Figure dataset records
■ ■ ■ ■ ■

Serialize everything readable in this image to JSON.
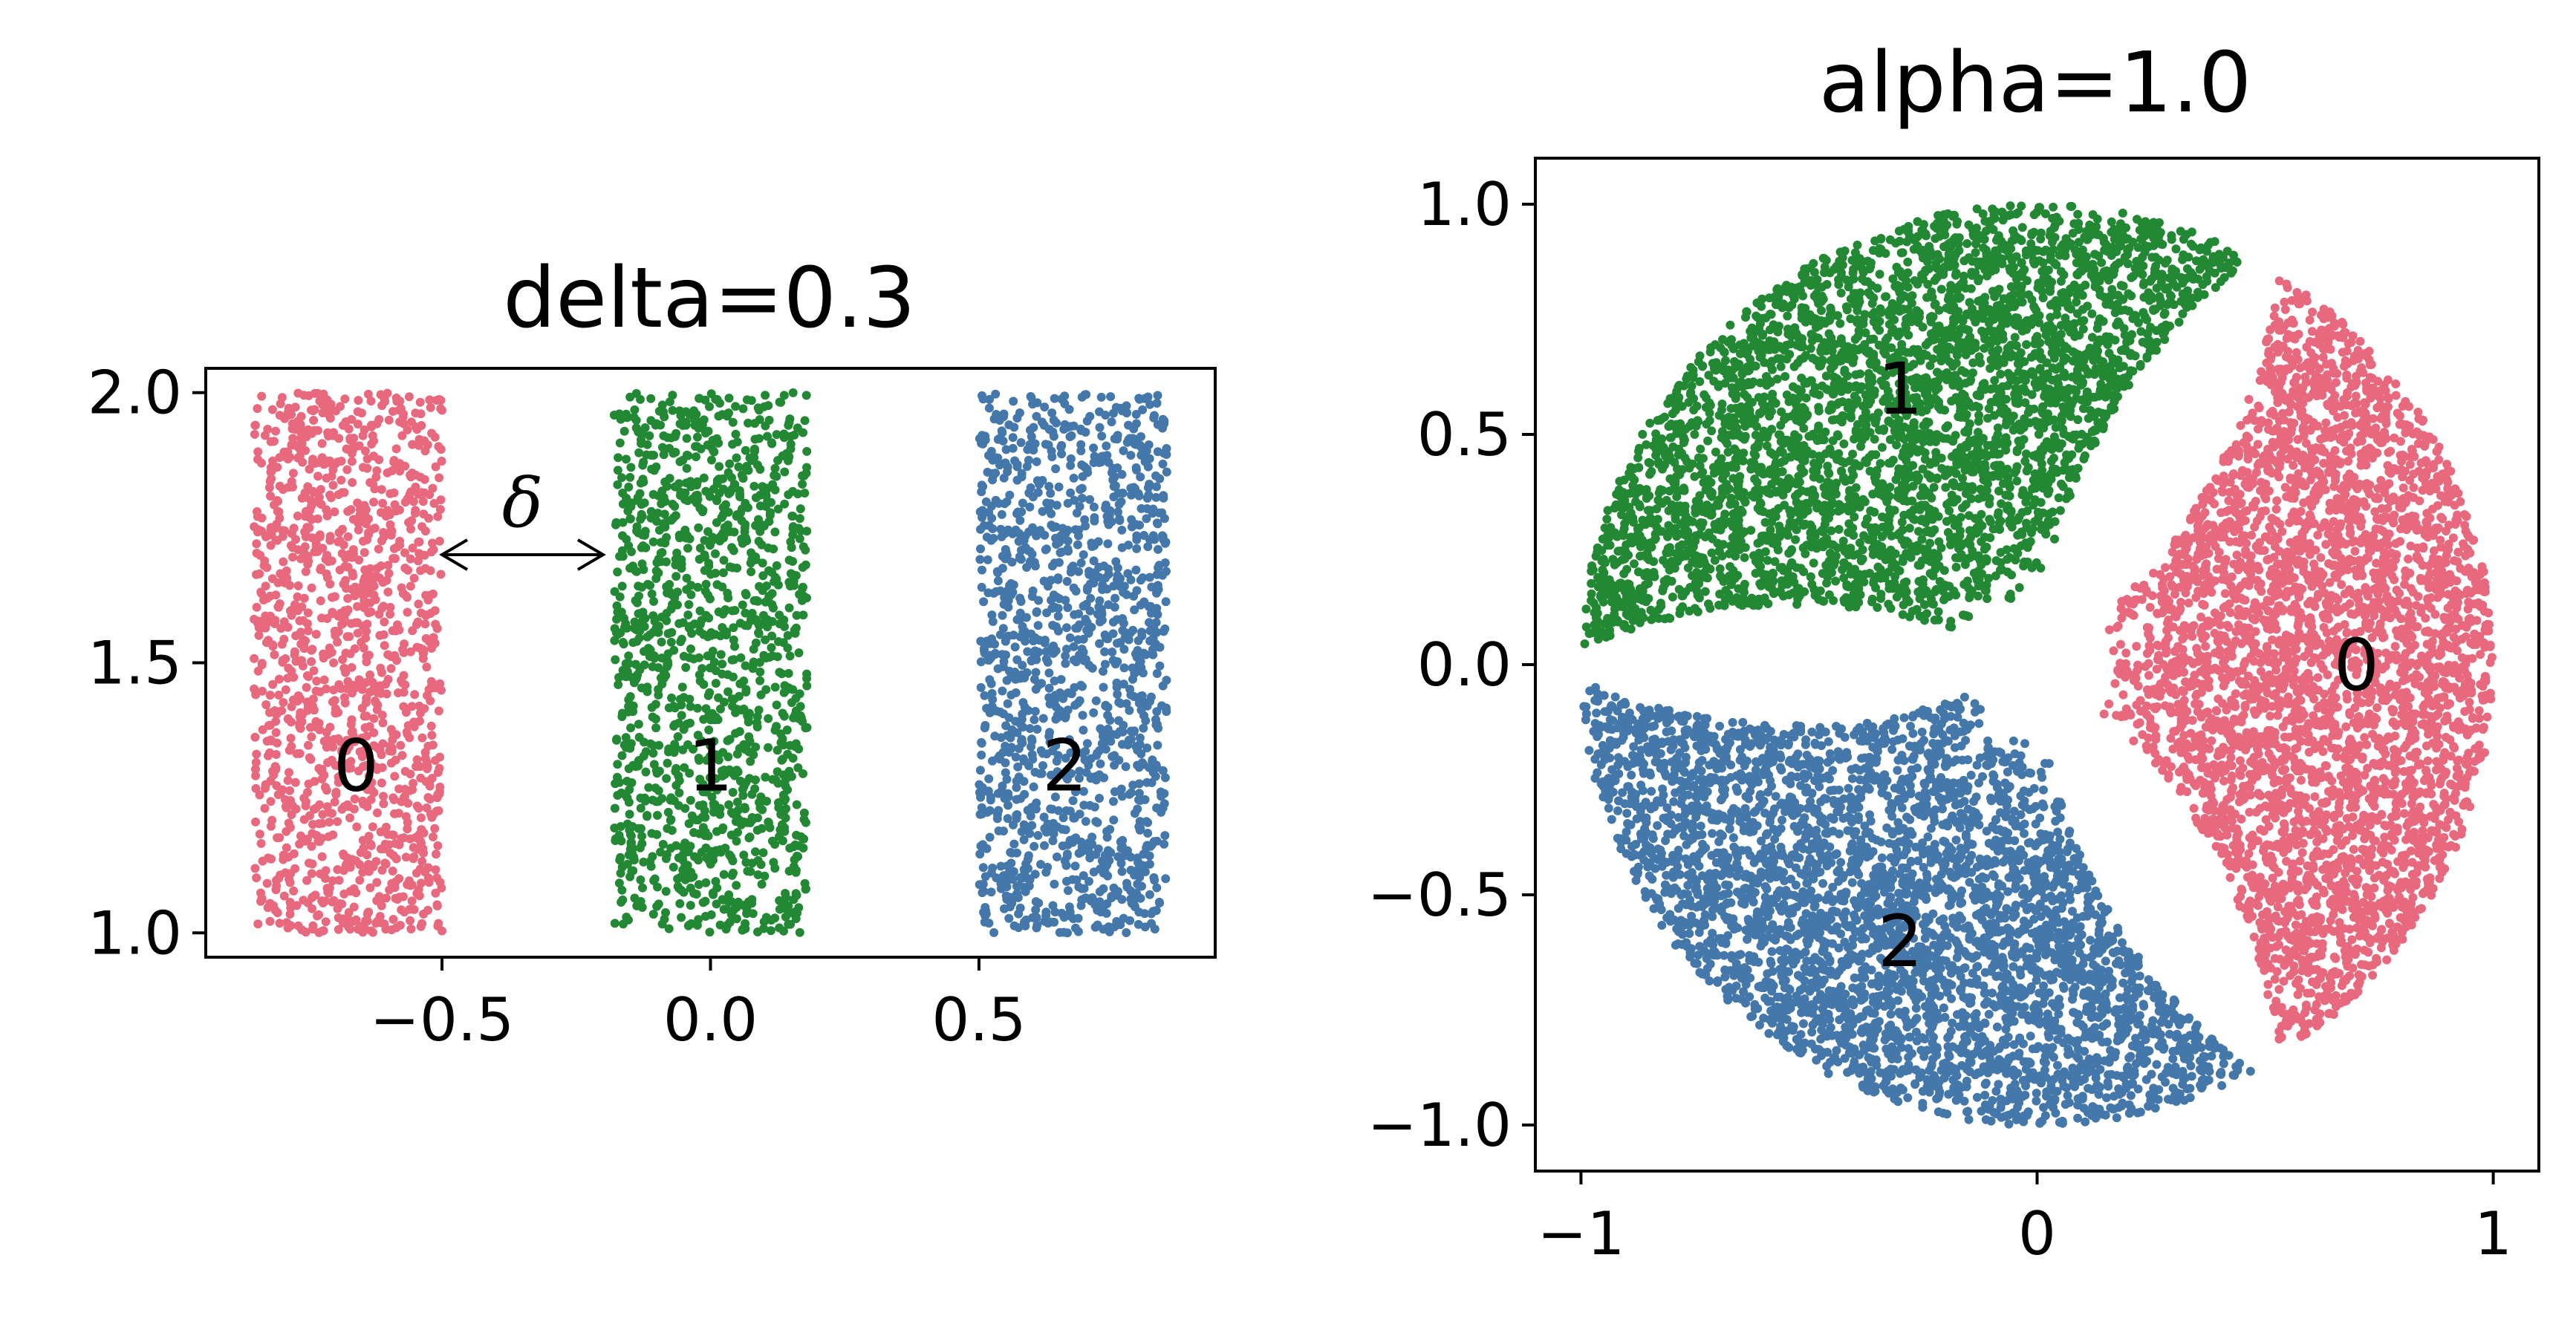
{
  "chart_data": [
    {
      "type": "scatter",
      "title": "delta=0.3",
      "xlabel": "",
      "ylabel": "",
      "xlim": [
        -0.94,
        0.94
      ],
      "ylim": [
        0.955,
        2.045
      ],
      "xticks": [
        -0.5,
        0.0,
        0.5
      ],
      "xtick_labels": [
        "−0.5",
        "0.0",
        "0.5"
      ],
      "yticks": [
        1.0,
        1.5,
        2.0
      ],
      "ytick_labels": [
        "1.0",
        "1.5",
        "2.0"
      ],
      "grid": false,
      "series": [
        {
          "label": "0",
          "color": "#E8697D",
          "x_range": [
            -0.85,
            -0.5
          ],
          "y_range": [
            1.0,
            2.0
          ],
          "points": 1300
        },
        {
          "label": "1",
          "color": "#228833",
          "x_range": [
            -0.18,
            0.18
          ],
          "y_range": [
            1.0,
            2.0
          ],
          "points": 1300
        },
        {
          "label": "2",
          "color": "#4477AA",
          "x_range": [
            0.5,
            0.85
          ],
          "y_range": [
            1.0,
            2.0
          ],
          "points": 1300
        }
      ],
      "cluster_labels": [
        {
          "text": "0",
          "x": -0.66,
          "y": 1.31
        },
        {
          "text": "1",
          "x": 0.0,
          "y": 1.31
        },
        {
          "text": "2",
          "x": 0.66,
          "y": 1.31
        }
      ],
      "annotation": {
        "text": "δ",
        "x_from": -0.5,
        "x_to": -0.2,
        "y": 1.7
      }
    },
    {
      "type": "scatter",
      "title": "alpha=1.0",
      "xlabel": "",
      "ylabel": "",
      "xlim": [
        -1.1,
        1.1
      ],
      "ylim": [
        -1.1,
        1.1
      ],
      "xticks": [
        -1,
        0,
        1
      ],
      "xtick_labels": [
        "−1",
        "0",
        "1"
      ],
      "yticks": [
        -1.0,
        -0.5,
        0.0,
        0.5,
        1.0
      ],
      "ytick_labels": [
        "−1.0",
        "−0.5",
        "0.0",
        "0.5",
        "1.0"
      ],
      "grid": false,
      "series": [
        {
          "label": "0",
          "color": "#E8697D",
          "angle_center_deg": 0,
          "angle_half_width_deg": 58,
          "radius_max": 1.0,
          "points": 3800
        },
        {
          "label": "1",
          "color": "#228833",
          "angle_center_deg": 120,
          "angle_half_width_deg": 58,
          "radius_max": 1.0,
          "points": 3800
        },
        {
          "label": "2",
          "color": "#4477AA",
          "angle_center_deg": 240,
          "angle_half_width_deg": 58,
          "radius_max": 1.0,
          "points": 3800
        }
      ],
      "cluster_labels": [
        {
          "text": "0",
          "x": 0.7,
          "y": 0.0
        },
        {
          "text": "1",
          "x": -0.3,
          "y": 0.6
        },
        {
          "text": "2",
          "x": -0.3,
          "y": -0.6
        }
      ]
    }
  ]
}
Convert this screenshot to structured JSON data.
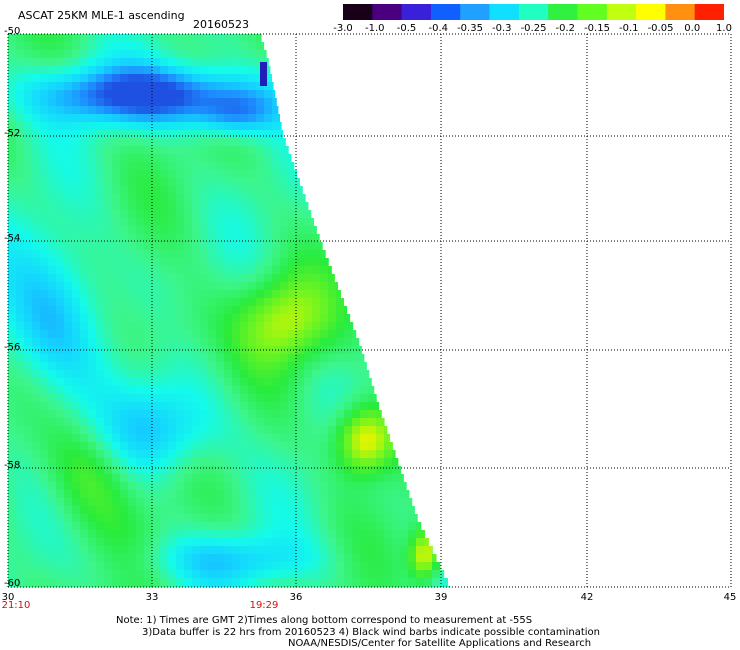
{
  "header": {
    "title": "ASCAT 25KM MLE-1 ascending",
    "date": "20160523"
  },
  "colorbar": {
    "labels": [
      "-3.0",
      "-1.0",
      "-0.5",
      "-0.4",
      "-0.35",
      "-0.3",
      "-0.25",
      "-0.2",
      "-0.15",
      "-0.1",
      "-0.05",
      "0.0",
      "1.0"
    ],
    "colors": [
      "#180018",
      "#4a007e",
      "#3a20d8",
      "#1060ff",
      "#20a0ff",
      "#10e0ff",
      "#20ffc0",
      "#30f040",
      "#60ff20",
      "#c0ff10",
      "#ffff00",
      "#ff9010",
      "#ff2000"
    ]
  },
  "map": {
    "lon_range": [
      30,
      45
    ],
    "lat_range": [
      -60,
      -50
    ],
    "lon_ticks": [
      "30",
      "33",
      "36",
      "39",
      "42",
      "45"
    ],
    "lat_ticks": [
      "-50",
      "-52",
      "-54",
      "-56",
      "-58",
      "-60"
    ],
    "time_labels": [
      {
        "text": "21:10",
        "lon": 30
      },
      {
        "text": "19:29",
        "lon": 35.3
      }
    ]
  },
  "footer": {
    "note_line1": "Note: 1) Times are GMT 2)Times along bottom correspond to measurement at -55S",
    "note_line2": "3)Data buffer is 22 hrs from 20160523 4) Black wind barbs indicate possible contamination",
    "credit": "NOAA/NESDIS/Center for Satellite Applications and Research"
  }
}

■ ■ ■ ■ ■

REQUIREMENT ▸
Among the entries above, identify all lines with "title" and copy them.

TASK ANSWER ▸
      "title": "delta=0.3",
      "title": "alpha=1.0",
    "title": "ASCAT 25KM MLE-1 ascending",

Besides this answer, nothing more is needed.